- _DESCRIPTION OF THE TASK_
Count every line in the data below where "icon" occurs, then state that number and nothing more.

- _SUPPLIED ENTRIES_
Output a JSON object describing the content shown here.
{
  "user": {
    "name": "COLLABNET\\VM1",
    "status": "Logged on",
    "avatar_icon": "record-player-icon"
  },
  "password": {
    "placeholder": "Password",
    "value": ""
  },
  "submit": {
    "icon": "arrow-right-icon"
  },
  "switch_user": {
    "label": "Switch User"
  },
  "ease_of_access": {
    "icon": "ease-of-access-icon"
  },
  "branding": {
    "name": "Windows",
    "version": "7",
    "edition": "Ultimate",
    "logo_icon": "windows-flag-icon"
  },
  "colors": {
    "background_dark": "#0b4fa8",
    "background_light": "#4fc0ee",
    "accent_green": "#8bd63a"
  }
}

- _RESULT_
4